# TO BE DONE
Render the lines below as a numbered list, omitting any blank lines.

# DATA FOR THE TASK

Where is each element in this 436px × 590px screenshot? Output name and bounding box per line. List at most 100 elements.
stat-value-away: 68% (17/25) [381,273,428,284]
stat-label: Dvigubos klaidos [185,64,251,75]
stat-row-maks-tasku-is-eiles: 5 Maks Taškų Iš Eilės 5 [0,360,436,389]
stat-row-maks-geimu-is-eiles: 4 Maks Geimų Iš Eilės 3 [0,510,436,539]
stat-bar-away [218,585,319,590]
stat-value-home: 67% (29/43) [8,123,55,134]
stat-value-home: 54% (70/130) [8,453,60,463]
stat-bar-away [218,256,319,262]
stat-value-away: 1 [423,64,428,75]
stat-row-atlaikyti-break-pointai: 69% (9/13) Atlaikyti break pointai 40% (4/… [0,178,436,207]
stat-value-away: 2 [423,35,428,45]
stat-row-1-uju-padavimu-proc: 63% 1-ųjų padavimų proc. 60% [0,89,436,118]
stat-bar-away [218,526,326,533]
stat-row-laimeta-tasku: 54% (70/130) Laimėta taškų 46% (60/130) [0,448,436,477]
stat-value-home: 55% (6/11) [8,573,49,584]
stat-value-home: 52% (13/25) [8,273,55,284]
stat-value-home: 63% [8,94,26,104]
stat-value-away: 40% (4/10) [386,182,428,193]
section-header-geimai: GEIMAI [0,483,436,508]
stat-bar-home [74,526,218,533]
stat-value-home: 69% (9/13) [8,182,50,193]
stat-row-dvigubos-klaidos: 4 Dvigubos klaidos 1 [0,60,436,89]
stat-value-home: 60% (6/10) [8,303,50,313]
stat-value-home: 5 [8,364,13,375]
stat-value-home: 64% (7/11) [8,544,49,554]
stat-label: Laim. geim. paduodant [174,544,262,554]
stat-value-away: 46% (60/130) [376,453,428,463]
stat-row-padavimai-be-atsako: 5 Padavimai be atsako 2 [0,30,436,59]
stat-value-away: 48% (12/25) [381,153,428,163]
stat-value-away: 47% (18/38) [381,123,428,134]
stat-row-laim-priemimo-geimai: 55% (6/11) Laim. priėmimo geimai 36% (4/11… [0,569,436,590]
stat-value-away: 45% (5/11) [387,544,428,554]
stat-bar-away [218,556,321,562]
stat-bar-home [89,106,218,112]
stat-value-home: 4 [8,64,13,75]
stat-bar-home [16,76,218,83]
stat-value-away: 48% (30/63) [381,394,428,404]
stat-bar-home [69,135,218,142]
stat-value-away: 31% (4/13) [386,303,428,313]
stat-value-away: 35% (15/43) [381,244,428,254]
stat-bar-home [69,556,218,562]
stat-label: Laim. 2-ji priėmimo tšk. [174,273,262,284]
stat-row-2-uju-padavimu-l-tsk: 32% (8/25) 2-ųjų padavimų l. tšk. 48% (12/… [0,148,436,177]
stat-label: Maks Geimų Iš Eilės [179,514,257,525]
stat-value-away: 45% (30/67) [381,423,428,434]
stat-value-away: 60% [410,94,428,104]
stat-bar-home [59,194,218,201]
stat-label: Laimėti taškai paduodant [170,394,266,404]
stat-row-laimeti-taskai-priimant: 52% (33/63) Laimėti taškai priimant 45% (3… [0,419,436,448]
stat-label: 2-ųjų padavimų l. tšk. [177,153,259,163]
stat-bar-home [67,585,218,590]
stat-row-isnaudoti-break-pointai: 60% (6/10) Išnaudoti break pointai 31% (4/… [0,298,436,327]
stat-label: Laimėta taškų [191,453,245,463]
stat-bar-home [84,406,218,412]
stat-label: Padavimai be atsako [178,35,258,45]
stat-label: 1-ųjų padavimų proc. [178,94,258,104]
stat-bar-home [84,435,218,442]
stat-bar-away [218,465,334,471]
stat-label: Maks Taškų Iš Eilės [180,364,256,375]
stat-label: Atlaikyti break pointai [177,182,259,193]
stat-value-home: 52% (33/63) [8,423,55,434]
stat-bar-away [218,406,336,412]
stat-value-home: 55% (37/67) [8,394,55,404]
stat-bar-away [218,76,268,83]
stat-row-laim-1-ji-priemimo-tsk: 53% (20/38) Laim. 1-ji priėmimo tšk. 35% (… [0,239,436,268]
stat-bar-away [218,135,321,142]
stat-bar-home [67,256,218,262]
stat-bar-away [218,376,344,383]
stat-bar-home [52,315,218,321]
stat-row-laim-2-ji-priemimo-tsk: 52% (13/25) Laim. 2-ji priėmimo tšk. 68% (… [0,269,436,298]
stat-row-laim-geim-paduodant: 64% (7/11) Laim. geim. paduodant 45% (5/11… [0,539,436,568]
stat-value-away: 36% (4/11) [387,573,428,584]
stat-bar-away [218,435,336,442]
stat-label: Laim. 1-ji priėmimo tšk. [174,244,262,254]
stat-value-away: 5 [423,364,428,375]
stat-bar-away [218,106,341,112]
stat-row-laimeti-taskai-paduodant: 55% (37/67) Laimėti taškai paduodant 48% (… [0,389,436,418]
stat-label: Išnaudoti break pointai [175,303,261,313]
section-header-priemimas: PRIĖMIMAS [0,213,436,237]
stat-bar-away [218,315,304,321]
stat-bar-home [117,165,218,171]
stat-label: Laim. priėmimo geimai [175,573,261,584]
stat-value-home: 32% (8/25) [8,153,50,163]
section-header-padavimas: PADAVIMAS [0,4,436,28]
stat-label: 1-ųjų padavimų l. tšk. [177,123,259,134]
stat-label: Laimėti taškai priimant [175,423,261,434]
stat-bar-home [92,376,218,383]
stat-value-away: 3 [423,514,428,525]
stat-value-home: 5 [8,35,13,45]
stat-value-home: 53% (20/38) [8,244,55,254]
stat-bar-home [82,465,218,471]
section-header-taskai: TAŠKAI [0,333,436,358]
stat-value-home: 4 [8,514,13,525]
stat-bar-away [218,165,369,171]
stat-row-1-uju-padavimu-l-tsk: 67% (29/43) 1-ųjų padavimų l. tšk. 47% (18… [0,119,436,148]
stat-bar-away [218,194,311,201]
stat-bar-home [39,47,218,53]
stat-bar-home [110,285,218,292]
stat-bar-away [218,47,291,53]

# OUTPUT OF THE TASK
1. Where is each element in this 436px × 590px screenshot? Output name and bounding box per line. List at most 100 elements.
2. stat-value-away: 68% (17/25) [381,273,428,284]
3. stat-label: Dvigubos klaidos [185,64,251,75]
4. stat-row-maks-tasku-is-eiles: 5 Maks Taškų Iš Eilės 5 [0,360,436,389]
5. stat-row-maks-geimu-is-eiles: 4 Maks Geimų Iš Eilės 3 [0,510,436,539]
6. stat-bar-away [218,585,319,590]
7. stat-value-home: 67% (29/43) [8,123,55,134]
8. stat-value-home: 54% (70/130) [8,453,60,463]
9. stat-bar-away [218,256,319,262]
10. stat-value-away: 1 [423,64,428,75]
11. stat-row-atlaikyti-break-pointai: 69% (9/13) Atlaikyti break pointai 40% (4/… [0,178,436,207]
12. stat-value-away: 2 [423,35,428,45]
13. stat-row-1-uju-padavimu-proc: 63% 1-ųjų padavimų proc. 60% [0,89,436,118]
14. stat-bar-away [218,526,326,533]
15. stat-row-laimeta-tasku: 54% (70/130) Laimėta taškų 46% (60/130) [0,448,436,477]
16. stat-value-home: 55% (6/11) [8,573,49,584]
17. stat-value-home: 52% (13/25) [8,273,55,284]
18. stat-value-home: 63% [8,94,26,104]
19. stat-value-away: 40% (4/10) [386,182,428,193]
20. section-header-geimai: GEIMAI [0,483,436,508]
21. stat-bar-home [74,526,218,533]
22. stat-value-home: 69% (9/13) [8,182,50,193]
23. stat-row-dvigubos-klaidos: 4 Dvigubos klaidos 1 [0,60,436,89]
24. stat-value-home: 60% (6/10) [8,303,50,313]
25. stat-value-home: 5 [8,364,13,375]
26. stat-value-home: 64% (7/11) [8,544,49,554]
27. stat-label: Laim. geim. paduodant [174,544,262,554]
28. stat-value-away: 46% (60/130) [376,453,428,463]
29. stat-row-padavimai-be-atsako: 5 Padavimai be atsako 2 [0,30,436,59]
30. stat-value-away: 48% (12/25) [381,153,428,163]
31. stat-value-away: 47% (18/38) [381,123,428,134]
32. stat-row-laim-priemimo-geimai: 55% (6/11) Laim. priėmimo geimai 36% (4/11… [0,569,436,590]
33. stat-value-away: 45% (5/11) [387,544,428,554]
34. stat-bar-away [218,556,321,562]
35. stat-bar-home [89,106,218,112]
36. stat-value-home: 4 [8,64,13,75]
37. stat-bar-home [16,76,218,83]
38. stat-value-away: 48% (30/63) [381,394,428,404]
39. stat-bar-home [69,135,218,142]
40. stat-value-away: 31% (4/13) [386,303,428,313]
41. stat-value-away: 35% (15/43) [381,244,428,254]
42. stat-bar-home [69,556,218,562]
43. stat-label: Laim. 2-ji priėmimo tšk. [174,273,262,284]
44. stat-row-2-uju-padavimu-l-tsk: 32% (8/25) 2-ųjų padavimų l. tšk. 48% (12/… [0,148,436,177]
45. stat-label: Maks Geimų Iš Eilės [179,514,257,525]
46. stat-value-away: 45% (30/67) [381,423,428,434]
47. stat-value-away: 60% [410,94,428,104]
48. stat-bar-home [59,194,218,201]
49. stat-label: Laimėti taškai paduodant [170,394,266,404]
50. stat-row-laimeti-taskai-priimant: 52% (33/63) Laimėti taškai priimant 45% (3… [0,419,436,448]
51. stat-label: 2-ųjų padavimų l. tšk. [177,153,259,163]
52. stat-bar-home [67,585,218,590]
53. stat-row-isnaudoti-break-pointai: 60% (6/10) Išnaudoti break pointai 31% (4/… [0,298,436,327]
54. stat-label: Laimėta taškų [191,453,245,463]
55. stat-bar-home [84,406,218,412]
56. stat-label: Padavimai be atsako [178,35,258,45]
57. stat-label: 1-ųjų padavimų proc. [178,94,258,104]
58. stat-bar-home [84,435,218,442]
59. stat-bar-away [218,465,334,471]
60. stat-label: Maks Taškų Iš Eilės [180,364,256,375]
61. stat-label: Atlaikyti break pointai [177,182,259,193]
62. stat-value-home: 52% (33/63) [8,423,55,434]
63. stat-bar-away [218,406,336,412]
64. stat-value-home: 55% (37/67) [8,394,55,404]
65. stat-bar-away [218,76,268,83]
66. stat-row-laim-1-ji-priemimo-tsk: 53% (20/38) Laim. 1-ji priėmimo tšk. 35% (… [0,239,436,268]
67. stat-bar-away [218,135,321,142]
68. stat-bar-home [67,256,218,262]
69. stat-bar-away [218,376,344,383]
70. stat-bar-home [52,315,218,321]
71. stat-row-laim-2-ji-priemimo-tsk: 52% (13/25) Laim. 2-ji priėmimo tšk. 68% (… [0,269,436,298]
72. stat-row-laim-geim-paduodant: 64% (7/11) Laim. geim. paduodant 45% (5/11… [0,539,436,568]
73. stat-value-away: 36% (4/11) [387,573,428,584]
74. stat-bar-away [218,435,336,442]
75. stat-label: Laim. 1-ji priėmimo tšk. [174,244,262,254]
76. stat-value-away: 5 [423,364,428,375]
77. stat-bar-away [218,106,341,112]
78. stat-row-laimeti-taskai-paduodant: 55% (37/67) Laimėti taškai paduodant 48% (… [0,389,436,418]
79. stat-label: Išnaudoti break pointai [175,303,261,313]
80. section-header-priemimas: PRIĖMIMAS [0,213,436,237]
81. stat-bar-away [218,315,304,321]
82. stat-bar-home [117,165,218,171]
83. stat-label: Laim. priėmimo geimai [175,573,261,584]
84. stat-value-home: 32% (8/25) [8,153,50,163]
85. section-header-padavimas: PADAVIMAS [0,4,436,28]
86. stat-label: 1-ųjų padavimų l. tšk. [177,123,259,134]
87. stat-label: Laimėti taškai priimant [175,423,261,434]
88. stat-bar-home [92,376,218,383]
89. stat-value-away: 3 [423,514,428,525]
90. stat-value-home: 5 [8,35,13,45]
91. stat-value-home: 53% (20/38) [8,244,55,254]
92. stat-bar-home [82,465,218,471]
93. section-header-taskai: TAŠKAI [0,333,436,358]
94. stat-value-home: 4 [8,514,13,525]
95. stat-bar-away [218,165,369,171]
96. stat-row-1-uju-padavimu-l-tsk: 67% (29/43) 1-ųjų padavimų l. tšk. 47% (18… [0,119,436,148]
97. stat-bar-away [218,194,311,201]
98. stat-bar-home [39,47,218,53]
99. stat-bar-home [110,285,218,292]
100. stat-bar-away [218,47,291,53]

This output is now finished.